Given instruction:
Pick every line with "hành" from the material below.

**** Provided data ****

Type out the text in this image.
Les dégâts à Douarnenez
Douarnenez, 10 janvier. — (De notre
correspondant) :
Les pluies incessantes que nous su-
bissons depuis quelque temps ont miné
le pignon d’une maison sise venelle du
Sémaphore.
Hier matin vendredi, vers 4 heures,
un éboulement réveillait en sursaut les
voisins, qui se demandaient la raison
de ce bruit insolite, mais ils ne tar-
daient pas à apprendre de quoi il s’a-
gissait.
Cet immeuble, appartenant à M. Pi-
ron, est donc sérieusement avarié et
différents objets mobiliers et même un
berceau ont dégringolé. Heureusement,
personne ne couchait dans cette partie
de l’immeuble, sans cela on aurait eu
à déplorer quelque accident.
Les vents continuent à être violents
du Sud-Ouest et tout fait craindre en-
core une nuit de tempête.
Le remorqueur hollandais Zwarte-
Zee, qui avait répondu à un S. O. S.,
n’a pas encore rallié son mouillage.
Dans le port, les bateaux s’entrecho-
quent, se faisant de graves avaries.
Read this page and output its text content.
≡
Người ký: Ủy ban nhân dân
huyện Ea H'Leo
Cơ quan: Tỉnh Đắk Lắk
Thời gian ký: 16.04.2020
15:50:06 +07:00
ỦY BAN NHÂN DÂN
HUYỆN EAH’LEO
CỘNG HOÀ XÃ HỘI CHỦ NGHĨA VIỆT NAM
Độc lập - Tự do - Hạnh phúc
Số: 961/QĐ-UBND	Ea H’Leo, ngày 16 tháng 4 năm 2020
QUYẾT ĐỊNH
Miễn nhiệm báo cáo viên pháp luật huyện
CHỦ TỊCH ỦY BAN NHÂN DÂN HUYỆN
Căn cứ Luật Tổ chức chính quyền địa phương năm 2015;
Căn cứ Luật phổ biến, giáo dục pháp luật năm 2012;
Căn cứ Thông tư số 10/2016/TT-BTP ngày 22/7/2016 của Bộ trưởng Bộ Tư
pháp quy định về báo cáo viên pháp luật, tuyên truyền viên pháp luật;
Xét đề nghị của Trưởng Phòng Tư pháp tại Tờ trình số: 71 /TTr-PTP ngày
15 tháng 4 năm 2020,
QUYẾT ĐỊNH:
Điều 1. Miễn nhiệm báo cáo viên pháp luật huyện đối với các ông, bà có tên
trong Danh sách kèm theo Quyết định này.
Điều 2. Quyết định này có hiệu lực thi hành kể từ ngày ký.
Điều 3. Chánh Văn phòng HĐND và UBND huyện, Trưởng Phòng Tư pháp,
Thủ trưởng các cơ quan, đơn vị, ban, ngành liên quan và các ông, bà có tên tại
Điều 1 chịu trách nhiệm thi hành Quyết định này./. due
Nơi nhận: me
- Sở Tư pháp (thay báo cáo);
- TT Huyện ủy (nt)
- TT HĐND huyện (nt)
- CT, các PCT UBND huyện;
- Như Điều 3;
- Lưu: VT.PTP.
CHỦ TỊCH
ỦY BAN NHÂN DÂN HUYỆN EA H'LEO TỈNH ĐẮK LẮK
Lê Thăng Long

****

The result:
Điều 2. Quyết định này có hiệu lực thi hành kể từ ngày ký.
Điều 1 chịu trách nhiệm thi hành Quyết định này./. due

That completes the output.